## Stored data

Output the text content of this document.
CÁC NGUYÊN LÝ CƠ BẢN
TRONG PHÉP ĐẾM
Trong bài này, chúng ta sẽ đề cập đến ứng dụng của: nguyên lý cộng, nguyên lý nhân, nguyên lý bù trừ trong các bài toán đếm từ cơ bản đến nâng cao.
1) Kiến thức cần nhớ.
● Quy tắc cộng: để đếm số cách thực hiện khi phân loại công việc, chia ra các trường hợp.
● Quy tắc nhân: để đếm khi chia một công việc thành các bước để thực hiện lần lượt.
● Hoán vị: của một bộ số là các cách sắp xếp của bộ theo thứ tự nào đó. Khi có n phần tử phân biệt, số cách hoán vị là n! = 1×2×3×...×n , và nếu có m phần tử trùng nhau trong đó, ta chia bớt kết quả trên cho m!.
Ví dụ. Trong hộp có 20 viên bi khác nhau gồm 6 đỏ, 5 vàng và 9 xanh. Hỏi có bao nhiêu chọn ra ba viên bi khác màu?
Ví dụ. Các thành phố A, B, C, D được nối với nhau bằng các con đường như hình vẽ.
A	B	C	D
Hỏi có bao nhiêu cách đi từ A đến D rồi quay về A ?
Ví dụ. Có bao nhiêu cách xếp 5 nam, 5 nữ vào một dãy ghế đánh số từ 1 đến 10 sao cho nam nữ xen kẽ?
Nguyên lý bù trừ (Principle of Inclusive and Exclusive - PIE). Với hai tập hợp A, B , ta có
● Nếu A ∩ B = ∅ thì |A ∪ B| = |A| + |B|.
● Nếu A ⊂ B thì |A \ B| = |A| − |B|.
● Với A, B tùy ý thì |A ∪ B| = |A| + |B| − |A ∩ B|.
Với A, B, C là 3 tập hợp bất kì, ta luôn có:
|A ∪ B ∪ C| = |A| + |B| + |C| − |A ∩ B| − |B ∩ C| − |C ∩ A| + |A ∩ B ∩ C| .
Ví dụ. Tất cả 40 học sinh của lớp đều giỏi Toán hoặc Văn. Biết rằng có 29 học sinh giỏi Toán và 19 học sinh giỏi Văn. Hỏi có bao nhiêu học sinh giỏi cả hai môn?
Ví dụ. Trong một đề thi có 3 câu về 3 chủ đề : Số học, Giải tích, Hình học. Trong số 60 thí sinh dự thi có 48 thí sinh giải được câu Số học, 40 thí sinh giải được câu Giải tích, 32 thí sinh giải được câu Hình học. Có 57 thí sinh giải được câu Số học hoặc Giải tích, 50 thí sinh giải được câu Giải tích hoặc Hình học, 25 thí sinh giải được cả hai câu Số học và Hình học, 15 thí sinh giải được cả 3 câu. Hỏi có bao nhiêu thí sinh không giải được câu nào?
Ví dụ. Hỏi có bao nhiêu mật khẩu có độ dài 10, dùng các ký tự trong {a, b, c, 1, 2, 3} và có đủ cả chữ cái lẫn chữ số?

==

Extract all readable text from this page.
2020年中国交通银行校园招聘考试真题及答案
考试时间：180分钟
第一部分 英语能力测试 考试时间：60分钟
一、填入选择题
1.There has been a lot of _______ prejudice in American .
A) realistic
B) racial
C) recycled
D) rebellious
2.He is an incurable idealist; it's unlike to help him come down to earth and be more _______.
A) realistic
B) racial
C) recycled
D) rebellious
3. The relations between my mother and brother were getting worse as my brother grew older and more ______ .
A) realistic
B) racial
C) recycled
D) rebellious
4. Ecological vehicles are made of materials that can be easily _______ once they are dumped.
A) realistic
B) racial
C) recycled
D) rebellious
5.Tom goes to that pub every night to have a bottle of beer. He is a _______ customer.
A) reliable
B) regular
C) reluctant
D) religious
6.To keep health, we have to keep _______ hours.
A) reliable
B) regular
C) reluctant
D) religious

...

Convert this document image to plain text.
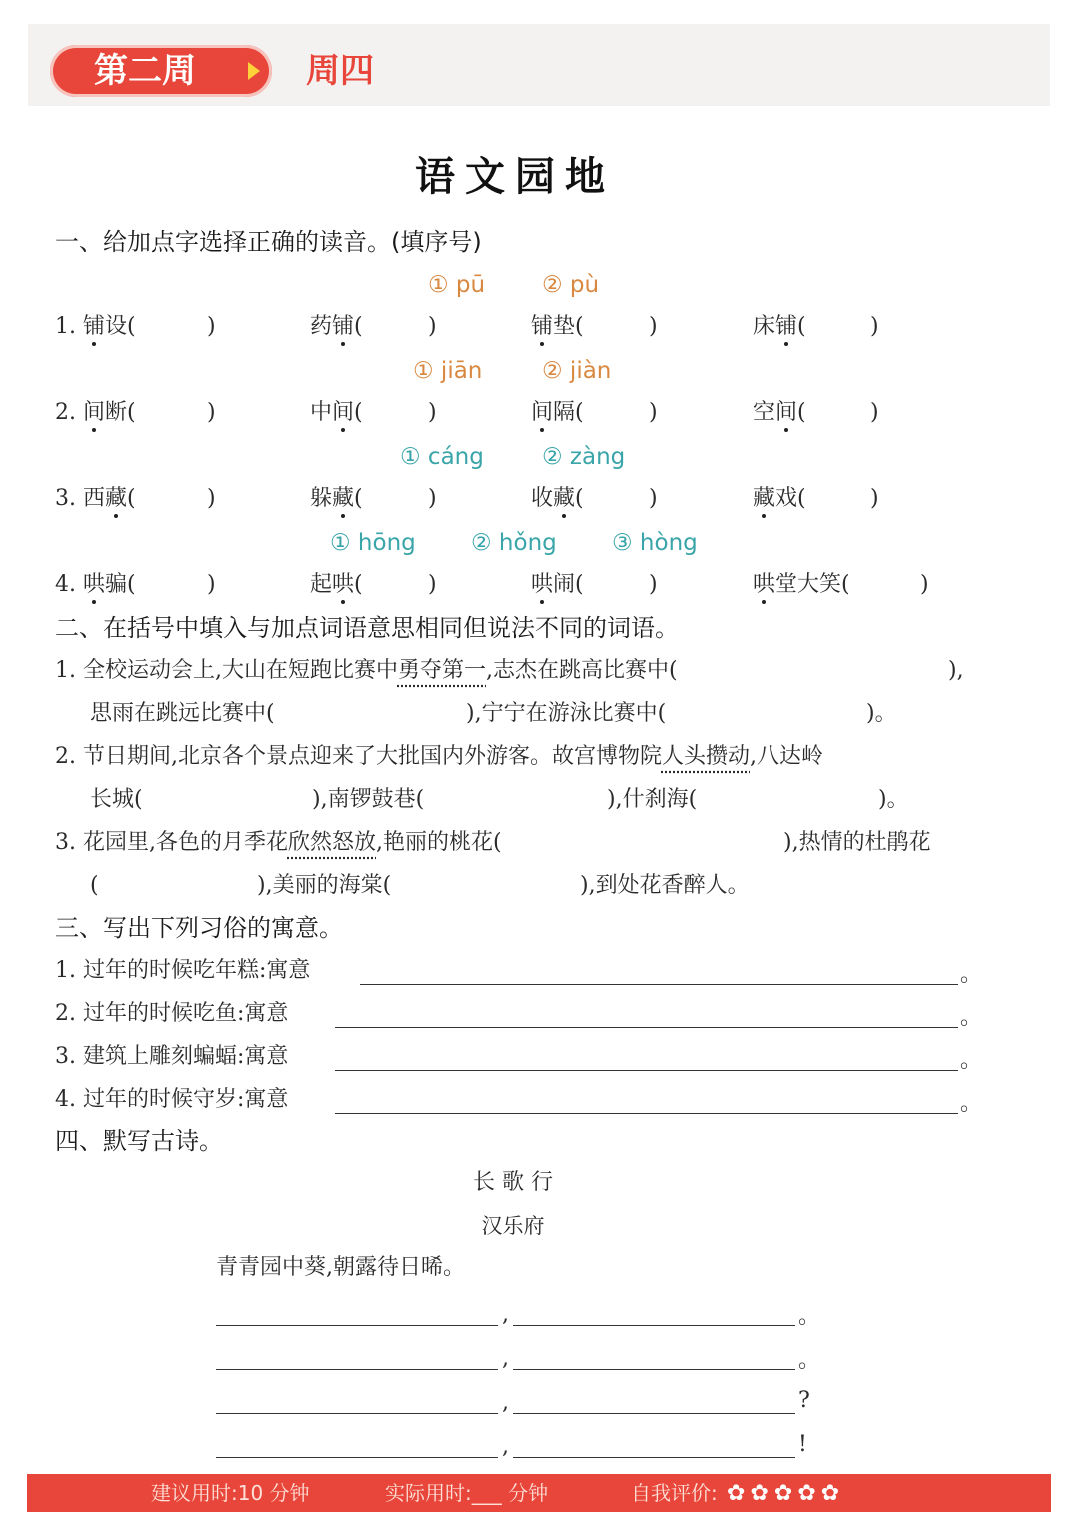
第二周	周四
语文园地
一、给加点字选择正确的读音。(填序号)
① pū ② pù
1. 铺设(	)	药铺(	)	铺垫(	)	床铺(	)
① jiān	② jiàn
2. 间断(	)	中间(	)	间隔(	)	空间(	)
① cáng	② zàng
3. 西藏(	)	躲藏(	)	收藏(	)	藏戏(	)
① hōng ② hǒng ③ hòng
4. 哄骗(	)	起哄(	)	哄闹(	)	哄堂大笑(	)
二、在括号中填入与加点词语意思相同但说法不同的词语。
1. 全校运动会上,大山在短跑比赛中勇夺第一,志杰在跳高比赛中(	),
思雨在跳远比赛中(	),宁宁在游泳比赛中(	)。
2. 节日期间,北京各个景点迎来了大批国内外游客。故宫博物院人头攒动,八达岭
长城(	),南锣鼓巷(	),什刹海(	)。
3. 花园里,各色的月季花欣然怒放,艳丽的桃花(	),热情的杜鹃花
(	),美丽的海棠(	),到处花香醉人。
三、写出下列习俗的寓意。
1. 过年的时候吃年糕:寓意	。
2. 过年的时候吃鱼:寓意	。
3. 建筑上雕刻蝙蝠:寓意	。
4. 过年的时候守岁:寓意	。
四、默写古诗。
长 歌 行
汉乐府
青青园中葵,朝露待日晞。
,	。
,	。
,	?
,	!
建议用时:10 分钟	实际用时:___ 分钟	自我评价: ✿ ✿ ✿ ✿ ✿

## TASK GOAL
Search the entries for the word "cộng", then gather every line that has it.

## ANSWER TO THIS PROBLEM
Trong bài này, chúng ta sẽ đề cập đến ứng dụng của: nguyên lý cộng, nguyên lý nhân, nguyên lý bù trừ trong các bài toán đếm từ cơ bản đến nâng cao.
● Quy tắc cộng: để đếm số cách thực hiện khi phân loại công việc, chia ra các trường hợp.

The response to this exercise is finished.